(Written task)
Go through the entries below and copy each line containing the word "Gestión".

___ Dataset records ___

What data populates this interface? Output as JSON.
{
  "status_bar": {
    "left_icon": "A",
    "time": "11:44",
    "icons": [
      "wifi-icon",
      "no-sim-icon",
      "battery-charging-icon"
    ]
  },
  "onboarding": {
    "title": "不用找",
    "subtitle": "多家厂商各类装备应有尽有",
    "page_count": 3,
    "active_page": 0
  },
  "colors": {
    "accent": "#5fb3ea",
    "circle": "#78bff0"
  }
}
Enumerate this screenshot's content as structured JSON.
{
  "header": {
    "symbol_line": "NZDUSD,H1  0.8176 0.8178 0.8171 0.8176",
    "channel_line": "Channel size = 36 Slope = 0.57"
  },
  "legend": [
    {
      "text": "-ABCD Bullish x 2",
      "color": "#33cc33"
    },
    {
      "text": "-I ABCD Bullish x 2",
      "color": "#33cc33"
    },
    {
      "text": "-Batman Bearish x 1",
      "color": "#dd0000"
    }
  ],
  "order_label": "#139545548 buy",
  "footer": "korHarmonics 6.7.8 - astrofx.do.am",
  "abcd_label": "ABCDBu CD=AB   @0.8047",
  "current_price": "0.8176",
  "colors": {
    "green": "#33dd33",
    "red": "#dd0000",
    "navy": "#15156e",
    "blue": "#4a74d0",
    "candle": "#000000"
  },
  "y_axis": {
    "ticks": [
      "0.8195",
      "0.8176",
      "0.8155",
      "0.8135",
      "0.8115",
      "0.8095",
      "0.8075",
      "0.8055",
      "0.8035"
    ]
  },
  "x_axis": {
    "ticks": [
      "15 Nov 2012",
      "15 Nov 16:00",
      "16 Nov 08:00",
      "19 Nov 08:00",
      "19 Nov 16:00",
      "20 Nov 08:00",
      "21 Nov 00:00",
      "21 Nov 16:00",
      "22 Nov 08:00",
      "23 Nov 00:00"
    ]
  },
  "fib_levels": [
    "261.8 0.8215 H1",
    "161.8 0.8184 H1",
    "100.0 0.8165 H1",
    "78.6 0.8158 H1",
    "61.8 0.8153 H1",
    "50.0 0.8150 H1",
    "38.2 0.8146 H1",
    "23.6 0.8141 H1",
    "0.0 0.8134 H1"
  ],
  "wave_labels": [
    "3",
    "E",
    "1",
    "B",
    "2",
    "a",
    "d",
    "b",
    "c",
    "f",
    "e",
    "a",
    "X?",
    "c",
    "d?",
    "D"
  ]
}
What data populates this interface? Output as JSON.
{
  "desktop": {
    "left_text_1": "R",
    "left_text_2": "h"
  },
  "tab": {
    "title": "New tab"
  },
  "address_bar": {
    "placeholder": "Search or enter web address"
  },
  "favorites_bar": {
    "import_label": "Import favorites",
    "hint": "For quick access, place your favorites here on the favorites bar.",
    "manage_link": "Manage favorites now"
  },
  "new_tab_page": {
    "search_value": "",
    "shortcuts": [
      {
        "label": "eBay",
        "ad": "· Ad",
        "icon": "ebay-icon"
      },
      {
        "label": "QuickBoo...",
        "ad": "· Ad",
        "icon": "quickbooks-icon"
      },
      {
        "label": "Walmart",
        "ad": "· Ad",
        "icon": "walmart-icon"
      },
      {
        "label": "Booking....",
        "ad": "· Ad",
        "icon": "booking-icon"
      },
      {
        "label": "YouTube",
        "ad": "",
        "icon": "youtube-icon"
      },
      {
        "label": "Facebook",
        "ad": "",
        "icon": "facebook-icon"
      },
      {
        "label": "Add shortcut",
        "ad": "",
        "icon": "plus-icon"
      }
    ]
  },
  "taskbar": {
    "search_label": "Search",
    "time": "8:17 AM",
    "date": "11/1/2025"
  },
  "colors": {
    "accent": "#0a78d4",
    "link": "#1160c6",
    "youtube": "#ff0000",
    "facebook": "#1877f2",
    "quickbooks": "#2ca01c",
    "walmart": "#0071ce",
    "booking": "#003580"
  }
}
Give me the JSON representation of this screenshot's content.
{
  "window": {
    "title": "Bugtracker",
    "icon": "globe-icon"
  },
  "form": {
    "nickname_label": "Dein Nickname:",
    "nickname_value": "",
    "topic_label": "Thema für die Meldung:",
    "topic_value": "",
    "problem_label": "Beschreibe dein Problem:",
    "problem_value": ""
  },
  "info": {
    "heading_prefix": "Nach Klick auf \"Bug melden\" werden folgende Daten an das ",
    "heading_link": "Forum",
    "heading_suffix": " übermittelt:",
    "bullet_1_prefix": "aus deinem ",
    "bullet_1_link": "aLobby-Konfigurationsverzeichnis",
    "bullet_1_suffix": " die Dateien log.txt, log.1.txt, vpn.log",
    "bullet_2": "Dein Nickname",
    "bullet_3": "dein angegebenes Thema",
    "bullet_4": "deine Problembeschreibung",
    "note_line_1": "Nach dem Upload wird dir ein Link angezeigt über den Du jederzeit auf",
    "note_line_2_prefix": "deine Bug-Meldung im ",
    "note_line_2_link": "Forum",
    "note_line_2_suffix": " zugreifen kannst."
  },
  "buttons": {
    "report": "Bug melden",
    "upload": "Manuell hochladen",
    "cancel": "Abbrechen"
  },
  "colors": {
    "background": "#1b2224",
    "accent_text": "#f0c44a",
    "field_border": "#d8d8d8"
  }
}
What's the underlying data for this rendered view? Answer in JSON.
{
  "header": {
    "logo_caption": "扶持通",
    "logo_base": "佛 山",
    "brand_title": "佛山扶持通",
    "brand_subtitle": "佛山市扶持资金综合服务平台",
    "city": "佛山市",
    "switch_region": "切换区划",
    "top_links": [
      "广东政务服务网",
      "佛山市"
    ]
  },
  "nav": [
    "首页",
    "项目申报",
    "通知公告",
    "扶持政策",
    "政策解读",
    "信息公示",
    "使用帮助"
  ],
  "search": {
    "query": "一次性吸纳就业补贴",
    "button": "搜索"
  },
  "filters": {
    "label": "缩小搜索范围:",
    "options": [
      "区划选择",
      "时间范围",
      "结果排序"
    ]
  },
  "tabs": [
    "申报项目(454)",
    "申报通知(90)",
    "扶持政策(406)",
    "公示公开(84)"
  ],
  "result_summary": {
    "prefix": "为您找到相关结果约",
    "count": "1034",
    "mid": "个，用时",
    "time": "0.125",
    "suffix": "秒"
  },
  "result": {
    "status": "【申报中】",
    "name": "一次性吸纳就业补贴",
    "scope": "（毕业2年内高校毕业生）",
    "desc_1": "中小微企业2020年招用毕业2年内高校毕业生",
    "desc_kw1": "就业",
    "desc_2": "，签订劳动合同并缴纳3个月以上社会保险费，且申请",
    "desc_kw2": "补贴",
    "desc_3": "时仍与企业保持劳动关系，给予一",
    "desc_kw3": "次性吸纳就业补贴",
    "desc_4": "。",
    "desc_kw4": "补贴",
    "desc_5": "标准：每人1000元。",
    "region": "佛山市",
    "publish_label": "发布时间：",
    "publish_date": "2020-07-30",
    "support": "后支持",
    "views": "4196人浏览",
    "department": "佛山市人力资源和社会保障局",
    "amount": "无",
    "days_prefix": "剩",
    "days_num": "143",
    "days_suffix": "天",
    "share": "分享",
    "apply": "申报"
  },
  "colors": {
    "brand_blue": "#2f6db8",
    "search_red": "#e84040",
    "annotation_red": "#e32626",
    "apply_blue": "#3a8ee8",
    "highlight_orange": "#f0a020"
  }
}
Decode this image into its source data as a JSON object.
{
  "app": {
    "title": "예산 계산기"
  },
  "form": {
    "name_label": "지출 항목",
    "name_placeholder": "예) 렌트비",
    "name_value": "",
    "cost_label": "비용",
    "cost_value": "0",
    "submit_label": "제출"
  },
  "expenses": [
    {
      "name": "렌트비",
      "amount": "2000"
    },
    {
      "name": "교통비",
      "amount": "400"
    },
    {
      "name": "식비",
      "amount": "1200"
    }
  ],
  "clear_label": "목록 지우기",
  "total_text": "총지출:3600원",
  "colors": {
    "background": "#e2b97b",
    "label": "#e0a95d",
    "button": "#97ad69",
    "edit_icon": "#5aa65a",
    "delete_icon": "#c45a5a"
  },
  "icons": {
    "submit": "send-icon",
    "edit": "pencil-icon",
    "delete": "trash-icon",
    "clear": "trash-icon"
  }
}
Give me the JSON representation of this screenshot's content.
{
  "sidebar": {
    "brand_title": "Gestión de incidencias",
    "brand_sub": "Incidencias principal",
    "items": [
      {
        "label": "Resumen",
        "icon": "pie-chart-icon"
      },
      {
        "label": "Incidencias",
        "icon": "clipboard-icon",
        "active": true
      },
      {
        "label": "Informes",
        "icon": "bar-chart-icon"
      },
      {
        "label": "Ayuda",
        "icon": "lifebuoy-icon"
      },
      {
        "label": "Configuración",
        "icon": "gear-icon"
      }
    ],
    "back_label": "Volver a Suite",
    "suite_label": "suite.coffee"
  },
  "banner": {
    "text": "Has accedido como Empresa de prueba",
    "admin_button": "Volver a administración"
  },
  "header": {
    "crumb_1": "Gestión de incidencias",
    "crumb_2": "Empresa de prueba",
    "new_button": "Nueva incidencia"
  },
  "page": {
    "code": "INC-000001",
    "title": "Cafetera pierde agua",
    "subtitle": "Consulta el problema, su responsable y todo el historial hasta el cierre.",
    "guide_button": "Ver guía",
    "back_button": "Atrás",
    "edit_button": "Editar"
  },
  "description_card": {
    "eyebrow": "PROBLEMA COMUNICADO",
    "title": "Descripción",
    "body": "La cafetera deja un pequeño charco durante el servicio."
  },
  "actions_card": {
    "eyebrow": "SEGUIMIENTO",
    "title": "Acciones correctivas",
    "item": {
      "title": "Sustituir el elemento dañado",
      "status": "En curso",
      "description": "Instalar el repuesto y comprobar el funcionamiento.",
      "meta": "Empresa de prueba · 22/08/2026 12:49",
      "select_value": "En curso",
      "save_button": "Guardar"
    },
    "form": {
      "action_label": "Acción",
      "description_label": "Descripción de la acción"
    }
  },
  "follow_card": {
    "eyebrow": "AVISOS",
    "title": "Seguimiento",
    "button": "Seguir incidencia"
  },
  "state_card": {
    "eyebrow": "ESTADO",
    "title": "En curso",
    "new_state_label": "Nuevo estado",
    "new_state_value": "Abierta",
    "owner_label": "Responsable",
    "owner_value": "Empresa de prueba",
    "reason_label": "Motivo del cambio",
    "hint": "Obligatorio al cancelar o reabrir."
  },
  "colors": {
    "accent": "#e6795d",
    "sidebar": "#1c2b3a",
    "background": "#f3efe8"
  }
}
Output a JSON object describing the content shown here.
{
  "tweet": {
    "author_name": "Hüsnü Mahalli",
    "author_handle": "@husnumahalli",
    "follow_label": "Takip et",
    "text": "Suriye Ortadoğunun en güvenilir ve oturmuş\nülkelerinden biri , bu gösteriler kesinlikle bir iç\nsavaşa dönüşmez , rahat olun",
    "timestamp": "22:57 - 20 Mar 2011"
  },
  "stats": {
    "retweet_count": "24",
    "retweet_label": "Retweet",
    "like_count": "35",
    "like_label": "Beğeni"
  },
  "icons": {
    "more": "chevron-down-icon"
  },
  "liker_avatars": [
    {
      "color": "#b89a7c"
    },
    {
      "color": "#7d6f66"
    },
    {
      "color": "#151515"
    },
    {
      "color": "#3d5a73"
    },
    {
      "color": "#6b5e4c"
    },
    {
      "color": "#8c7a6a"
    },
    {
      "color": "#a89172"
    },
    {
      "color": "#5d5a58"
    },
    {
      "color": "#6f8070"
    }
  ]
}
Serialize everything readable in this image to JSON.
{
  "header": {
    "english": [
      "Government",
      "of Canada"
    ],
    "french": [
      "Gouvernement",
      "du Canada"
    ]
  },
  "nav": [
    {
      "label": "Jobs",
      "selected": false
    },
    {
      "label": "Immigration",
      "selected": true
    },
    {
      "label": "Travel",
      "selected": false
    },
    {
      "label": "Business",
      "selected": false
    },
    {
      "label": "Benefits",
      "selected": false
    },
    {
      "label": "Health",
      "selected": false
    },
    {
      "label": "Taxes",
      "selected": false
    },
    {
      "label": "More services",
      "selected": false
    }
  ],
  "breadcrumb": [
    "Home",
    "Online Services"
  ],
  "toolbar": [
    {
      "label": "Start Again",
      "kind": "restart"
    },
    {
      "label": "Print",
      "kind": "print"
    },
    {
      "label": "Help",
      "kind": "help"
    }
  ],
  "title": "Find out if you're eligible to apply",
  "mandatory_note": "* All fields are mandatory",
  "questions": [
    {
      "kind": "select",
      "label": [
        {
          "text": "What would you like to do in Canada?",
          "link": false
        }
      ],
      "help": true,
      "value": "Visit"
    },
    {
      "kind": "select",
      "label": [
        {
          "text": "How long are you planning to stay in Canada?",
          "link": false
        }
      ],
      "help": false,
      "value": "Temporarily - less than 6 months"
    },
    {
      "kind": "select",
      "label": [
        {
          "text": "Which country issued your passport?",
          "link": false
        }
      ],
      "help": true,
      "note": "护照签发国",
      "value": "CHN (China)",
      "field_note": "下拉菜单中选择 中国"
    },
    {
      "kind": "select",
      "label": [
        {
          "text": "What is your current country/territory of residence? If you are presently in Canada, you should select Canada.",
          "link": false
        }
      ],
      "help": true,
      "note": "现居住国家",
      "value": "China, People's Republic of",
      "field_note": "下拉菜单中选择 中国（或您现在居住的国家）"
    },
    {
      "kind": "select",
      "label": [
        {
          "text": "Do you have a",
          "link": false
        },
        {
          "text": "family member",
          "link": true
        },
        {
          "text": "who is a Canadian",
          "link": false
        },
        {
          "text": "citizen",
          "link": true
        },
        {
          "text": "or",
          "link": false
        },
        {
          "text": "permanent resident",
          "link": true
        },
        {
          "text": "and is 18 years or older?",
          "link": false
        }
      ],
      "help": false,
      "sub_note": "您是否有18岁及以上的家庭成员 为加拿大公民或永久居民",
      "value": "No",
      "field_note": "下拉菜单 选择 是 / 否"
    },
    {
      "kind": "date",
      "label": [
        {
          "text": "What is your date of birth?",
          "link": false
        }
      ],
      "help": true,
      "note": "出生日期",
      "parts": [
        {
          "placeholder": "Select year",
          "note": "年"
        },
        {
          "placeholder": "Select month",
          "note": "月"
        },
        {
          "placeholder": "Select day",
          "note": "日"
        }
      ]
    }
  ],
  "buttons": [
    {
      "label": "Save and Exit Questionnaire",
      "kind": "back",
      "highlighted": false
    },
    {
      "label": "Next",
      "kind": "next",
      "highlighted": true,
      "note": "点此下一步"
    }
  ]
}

___

(Answer below)
    "brand_title": "Gestión de incidencias",
    "crumb_1": "Gestión de incidencias",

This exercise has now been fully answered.